- Task description:
Among the following entries, count the lines that contain "欧洲超大件海卡包税" and report only the result.

Stored records:

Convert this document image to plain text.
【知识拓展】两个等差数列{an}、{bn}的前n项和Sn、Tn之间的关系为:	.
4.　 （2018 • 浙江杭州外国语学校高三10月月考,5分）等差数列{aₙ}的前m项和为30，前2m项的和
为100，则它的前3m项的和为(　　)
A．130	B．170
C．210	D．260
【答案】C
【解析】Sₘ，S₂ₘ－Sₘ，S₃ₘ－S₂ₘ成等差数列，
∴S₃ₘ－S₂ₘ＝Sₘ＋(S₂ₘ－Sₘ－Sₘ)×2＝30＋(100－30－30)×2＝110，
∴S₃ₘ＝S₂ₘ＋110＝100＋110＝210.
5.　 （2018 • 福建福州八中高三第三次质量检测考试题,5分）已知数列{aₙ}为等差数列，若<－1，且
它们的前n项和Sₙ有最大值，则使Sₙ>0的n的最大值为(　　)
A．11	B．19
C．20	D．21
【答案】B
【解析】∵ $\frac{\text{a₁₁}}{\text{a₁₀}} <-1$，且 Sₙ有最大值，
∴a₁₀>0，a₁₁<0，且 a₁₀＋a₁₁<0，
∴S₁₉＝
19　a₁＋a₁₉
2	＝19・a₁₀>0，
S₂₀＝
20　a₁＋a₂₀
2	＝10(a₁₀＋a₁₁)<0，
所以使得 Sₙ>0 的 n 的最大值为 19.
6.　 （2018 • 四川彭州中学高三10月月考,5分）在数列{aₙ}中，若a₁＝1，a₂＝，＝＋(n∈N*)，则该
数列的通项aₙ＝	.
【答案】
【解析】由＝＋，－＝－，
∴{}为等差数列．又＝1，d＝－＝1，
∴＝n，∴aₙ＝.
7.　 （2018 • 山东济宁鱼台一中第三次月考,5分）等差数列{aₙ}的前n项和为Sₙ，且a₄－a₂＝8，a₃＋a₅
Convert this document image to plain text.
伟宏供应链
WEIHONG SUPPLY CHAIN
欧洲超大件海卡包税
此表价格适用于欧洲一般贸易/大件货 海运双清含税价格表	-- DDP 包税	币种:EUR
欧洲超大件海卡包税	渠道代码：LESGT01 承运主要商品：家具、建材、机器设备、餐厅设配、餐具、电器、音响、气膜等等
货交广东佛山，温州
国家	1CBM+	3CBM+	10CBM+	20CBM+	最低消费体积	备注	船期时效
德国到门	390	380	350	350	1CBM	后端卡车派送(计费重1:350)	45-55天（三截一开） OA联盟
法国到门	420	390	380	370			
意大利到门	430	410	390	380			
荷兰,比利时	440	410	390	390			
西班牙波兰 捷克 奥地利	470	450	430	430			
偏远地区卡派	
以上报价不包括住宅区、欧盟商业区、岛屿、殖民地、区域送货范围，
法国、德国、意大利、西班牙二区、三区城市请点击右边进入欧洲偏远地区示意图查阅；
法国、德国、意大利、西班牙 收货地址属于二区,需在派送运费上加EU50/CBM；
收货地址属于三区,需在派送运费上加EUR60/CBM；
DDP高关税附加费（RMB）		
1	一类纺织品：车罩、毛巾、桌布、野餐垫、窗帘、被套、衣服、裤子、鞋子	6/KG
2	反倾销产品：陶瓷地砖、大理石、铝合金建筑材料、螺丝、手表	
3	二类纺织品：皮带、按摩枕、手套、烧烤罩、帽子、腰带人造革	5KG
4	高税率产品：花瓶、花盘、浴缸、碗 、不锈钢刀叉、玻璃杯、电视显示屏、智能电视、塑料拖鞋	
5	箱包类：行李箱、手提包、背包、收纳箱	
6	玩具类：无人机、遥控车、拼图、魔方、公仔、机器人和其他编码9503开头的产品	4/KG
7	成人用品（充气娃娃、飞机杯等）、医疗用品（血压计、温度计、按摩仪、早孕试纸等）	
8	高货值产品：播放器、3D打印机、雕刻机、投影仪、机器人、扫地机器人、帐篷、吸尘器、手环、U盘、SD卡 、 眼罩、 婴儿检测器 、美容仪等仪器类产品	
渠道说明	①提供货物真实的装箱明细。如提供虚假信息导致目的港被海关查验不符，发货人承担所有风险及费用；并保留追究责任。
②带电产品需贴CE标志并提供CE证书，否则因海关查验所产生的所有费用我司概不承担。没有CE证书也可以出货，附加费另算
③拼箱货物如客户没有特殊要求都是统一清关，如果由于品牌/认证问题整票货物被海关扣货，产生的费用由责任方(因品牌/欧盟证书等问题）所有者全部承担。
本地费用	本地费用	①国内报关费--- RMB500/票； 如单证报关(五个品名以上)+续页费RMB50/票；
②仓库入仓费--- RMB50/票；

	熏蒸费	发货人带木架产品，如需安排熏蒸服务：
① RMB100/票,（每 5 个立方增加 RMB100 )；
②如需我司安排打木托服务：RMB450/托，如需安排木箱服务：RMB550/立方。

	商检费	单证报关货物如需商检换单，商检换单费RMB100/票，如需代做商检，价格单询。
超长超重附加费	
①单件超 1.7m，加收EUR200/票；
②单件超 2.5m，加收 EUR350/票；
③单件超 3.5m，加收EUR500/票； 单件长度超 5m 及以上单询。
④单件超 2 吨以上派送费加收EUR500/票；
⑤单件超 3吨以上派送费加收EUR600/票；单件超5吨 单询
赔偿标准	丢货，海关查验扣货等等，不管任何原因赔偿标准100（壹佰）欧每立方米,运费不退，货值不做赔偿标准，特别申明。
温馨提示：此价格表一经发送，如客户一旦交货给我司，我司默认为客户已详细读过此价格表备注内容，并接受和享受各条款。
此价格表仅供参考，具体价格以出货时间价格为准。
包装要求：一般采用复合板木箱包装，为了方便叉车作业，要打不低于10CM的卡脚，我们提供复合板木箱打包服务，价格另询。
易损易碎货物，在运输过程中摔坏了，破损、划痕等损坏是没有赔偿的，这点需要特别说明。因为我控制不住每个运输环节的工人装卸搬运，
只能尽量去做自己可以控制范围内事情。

- Exercise solution:
2